Scan the material and copy every line in which "xlabel" appears.
[Start of Supplied records]
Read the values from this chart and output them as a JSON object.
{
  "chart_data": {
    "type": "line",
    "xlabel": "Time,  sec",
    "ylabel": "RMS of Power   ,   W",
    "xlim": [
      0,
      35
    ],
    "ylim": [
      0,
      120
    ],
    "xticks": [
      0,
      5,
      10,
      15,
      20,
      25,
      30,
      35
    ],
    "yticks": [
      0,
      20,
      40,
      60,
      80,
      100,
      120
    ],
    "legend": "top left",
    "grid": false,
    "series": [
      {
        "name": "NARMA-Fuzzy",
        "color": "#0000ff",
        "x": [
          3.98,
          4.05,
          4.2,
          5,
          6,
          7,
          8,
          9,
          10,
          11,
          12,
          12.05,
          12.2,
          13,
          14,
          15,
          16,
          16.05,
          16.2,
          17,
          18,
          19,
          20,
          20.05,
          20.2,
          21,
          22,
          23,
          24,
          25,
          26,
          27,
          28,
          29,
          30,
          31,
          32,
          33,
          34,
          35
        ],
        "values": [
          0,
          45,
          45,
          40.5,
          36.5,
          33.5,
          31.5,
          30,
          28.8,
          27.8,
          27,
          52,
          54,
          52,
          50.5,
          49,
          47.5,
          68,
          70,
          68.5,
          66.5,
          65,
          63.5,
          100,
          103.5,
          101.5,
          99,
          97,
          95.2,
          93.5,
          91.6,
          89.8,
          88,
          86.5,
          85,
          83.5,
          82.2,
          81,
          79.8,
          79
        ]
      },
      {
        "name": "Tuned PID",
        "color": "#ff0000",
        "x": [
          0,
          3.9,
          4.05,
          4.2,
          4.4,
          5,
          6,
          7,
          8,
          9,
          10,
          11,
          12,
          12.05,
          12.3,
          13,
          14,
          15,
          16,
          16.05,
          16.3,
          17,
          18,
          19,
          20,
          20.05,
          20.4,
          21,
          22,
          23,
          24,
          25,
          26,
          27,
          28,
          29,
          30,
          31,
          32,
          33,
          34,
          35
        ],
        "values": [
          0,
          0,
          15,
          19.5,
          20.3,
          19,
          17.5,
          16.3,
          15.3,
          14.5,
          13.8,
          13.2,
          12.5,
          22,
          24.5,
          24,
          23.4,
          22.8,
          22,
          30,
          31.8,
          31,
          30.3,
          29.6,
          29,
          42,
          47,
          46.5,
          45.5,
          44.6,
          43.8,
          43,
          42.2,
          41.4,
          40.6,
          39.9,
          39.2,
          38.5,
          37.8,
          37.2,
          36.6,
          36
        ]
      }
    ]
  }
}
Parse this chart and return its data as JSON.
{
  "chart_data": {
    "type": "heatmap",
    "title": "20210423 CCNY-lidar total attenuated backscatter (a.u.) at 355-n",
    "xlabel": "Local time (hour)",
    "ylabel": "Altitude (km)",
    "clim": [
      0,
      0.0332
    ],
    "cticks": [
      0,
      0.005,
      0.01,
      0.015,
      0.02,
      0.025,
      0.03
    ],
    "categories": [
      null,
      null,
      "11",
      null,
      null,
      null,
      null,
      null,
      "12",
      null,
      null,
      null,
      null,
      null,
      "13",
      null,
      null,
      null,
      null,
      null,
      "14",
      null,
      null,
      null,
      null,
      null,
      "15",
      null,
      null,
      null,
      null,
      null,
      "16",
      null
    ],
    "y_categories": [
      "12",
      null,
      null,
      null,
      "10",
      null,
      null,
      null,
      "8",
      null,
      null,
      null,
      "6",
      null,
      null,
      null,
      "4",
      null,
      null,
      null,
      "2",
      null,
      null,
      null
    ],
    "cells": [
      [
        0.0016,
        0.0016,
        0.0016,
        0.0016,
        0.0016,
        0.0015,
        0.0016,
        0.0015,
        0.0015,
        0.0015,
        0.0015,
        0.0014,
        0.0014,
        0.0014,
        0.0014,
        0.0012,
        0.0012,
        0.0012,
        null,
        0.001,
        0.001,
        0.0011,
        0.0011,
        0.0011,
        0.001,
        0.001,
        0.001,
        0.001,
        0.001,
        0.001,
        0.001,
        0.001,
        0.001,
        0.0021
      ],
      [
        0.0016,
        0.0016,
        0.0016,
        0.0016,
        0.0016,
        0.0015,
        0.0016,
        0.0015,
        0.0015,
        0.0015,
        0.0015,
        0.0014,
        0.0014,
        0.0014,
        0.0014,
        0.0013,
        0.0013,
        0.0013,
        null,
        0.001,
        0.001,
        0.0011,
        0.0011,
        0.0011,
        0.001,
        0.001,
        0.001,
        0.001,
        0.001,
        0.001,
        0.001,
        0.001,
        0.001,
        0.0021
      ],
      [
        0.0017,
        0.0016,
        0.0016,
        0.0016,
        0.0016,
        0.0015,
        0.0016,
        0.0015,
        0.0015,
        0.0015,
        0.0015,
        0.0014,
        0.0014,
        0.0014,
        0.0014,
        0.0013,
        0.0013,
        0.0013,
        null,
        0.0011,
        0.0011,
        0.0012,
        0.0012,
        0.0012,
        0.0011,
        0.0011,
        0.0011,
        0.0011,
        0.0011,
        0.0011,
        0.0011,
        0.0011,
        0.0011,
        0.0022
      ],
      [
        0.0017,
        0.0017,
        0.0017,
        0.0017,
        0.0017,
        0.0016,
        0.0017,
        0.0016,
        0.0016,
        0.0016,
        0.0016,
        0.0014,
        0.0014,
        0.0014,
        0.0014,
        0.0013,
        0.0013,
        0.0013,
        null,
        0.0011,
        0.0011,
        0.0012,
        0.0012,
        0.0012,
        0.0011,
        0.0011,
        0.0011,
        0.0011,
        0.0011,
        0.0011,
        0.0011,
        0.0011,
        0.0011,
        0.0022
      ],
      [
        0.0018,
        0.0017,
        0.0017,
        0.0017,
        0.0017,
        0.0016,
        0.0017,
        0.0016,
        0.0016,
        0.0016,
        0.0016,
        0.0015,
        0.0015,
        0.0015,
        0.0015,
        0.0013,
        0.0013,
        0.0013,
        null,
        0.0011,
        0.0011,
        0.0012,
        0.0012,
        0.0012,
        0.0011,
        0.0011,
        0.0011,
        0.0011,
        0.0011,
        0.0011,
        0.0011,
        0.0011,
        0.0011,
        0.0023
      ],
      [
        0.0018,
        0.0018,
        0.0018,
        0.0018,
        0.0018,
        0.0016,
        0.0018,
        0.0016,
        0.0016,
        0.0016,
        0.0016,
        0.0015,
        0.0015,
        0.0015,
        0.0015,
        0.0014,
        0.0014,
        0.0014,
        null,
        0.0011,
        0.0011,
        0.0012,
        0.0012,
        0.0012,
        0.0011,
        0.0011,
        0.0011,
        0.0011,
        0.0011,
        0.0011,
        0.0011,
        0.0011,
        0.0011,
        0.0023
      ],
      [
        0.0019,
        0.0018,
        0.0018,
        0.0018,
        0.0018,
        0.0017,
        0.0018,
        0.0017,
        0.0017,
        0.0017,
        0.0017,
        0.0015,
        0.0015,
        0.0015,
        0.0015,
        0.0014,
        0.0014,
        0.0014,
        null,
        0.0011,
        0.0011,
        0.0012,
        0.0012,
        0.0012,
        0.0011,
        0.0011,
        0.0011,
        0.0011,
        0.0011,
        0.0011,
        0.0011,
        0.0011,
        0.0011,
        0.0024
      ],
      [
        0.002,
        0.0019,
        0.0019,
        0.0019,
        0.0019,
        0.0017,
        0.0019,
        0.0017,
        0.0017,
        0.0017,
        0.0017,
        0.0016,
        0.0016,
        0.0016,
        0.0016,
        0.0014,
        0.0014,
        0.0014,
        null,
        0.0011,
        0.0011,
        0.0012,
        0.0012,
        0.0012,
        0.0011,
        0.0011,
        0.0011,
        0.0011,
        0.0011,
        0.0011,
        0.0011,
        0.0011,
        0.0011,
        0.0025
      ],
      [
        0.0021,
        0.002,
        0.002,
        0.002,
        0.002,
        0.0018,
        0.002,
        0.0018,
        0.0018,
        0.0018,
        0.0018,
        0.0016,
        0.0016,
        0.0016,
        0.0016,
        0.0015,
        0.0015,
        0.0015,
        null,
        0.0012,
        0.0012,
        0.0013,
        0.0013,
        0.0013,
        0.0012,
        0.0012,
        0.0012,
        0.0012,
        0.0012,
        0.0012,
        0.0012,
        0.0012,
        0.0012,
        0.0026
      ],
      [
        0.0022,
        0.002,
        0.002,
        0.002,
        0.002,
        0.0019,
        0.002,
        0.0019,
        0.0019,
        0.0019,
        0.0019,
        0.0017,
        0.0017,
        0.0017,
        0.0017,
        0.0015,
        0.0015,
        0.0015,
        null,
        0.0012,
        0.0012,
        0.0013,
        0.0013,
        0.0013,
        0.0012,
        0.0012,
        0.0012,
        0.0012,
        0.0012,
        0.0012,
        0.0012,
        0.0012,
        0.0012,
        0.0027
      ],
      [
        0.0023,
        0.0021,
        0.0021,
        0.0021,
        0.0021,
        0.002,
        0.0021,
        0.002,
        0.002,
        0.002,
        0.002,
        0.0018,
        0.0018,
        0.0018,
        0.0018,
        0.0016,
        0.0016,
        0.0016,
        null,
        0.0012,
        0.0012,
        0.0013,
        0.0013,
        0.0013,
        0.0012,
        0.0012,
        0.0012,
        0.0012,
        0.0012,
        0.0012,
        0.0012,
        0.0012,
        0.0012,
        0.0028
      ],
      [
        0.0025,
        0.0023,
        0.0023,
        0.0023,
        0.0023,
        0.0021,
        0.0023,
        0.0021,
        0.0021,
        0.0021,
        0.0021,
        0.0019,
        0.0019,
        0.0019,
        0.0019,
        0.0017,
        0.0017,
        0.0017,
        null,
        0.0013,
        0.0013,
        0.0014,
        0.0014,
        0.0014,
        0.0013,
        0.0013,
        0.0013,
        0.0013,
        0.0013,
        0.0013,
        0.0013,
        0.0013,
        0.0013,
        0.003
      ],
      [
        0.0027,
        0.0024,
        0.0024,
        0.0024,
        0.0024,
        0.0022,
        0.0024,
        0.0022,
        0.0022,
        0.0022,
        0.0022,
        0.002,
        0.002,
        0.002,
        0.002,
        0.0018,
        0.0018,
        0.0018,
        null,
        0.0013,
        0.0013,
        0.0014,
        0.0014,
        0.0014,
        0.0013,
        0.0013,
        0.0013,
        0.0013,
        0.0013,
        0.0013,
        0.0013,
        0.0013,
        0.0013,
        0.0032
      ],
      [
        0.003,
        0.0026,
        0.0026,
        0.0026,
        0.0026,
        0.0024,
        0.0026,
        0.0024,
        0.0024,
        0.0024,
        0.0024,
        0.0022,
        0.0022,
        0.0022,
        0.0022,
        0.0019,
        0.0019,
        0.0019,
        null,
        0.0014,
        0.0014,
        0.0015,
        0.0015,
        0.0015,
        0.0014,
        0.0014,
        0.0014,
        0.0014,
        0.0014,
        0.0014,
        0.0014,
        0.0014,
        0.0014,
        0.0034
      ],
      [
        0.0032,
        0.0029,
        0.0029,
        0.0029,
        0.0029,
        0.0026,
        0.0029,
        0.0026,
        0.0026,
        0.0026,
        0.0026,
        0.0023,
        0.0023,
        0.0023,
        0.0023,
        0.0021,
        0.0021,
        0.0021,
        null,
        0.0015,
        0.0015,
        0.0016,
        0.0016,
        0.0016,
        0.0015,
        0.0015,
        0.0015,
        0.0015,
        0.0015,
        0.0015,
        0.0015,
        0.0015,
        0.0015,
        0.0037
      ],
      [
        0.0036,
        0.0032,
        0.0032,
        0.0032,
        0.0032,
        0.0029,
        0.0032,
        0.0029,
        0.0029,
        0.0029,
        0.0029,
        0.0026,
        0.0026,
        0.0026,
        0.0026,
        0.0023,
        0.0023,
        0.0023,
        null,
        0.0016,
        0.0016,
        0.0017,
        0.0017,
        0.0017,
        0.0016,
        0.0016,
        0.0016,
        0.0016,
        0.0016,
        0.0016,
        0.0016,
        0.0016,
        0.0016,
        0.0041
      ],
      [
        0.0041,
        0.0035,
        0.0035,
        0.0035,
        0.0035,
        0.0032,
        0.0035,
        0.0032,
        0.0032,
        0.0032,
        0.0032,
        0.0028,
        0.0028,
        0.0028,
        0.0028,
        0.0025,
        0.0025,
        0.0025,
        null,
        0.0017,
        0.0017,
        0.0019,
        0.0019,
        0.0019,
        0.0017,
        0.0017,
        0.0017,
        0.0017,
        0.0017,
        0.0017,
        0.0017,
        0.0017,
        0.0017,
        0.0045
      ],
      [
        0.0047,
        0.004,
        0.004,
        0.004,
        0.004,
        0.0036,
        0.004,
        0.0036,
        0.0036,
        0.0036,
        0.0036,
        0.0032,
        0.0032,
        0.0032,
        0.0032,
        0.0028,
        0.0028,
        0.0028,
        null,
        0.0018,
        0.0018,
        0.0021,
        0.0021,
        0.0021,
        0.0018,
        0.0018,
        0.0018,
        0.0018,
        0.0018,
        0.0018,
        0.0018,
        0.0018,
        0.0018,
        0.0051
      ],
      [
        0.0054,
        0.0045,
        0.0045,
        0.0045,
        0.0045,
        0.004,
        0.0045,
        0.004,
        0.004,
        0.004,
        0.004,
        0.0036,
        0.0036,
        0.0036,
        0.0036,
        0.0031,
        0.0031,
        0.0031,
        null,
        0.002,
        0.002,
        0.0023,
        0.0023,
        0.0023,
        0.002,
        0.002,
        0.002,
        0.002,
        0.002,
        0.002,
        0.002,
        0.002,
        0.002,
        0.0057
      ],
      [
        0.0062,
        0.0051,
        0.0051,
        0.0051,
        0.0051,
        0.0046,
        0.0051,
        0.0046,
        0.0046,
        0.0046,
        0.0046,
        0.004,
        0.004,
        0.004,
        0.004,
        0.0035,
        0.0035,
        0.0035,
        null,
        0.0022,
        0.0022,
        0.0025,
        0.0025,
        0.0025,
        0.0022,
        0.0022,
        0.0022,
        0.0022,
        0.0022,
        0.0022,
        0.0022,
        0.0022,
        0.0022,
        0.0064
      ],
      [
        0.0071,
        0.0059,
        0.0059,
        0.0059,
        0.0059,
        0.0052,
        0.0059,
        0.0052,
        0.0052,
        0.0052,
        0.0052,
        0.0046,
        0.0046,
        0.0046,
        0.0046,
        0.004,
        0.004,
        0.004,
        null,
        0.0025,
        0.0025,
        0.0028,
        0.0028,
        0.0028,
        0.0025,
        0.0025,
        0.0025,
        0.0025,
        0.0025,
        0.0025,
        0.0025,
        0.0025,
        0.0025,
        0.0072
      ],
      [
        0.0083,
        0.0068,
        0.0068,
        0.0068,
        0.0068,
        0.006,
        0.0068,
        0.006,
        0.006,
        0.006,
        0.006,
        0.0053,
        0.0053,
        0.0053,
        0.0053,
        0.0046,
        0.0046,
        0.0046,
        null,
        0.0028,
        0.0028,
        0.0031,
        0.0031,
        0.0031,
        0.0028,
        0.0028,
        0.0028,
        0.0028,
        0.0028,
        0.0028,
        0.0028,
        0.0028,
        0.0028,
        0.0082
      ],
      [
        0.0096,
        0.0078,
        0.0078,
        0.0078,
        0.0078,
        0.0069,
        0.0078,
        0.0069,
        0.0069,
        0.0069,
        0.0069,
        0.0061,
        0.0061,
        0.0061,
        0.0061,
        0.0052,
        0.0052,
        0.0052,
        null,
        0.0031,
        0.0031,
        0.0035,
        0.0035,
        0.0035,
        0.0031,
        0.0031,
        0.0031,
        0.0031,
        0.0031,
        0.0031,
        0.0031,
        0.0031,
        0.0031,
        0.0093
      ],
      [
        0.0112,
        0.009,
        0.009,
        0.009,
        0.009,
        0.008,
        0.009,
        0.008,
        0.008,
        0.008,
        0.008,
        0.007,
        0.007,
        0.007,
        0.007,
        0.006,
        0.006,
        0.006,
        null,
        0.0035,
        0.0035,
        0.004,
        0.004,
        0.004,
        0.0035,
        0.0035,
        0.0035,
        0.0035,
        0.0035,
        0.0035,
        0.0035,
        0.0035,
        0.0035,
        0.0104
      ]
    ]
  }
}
[End of Supplied records]
• **Answer in full**
    "xlabel": "Time,  sec",
    "xlabel": "Local time (hour)",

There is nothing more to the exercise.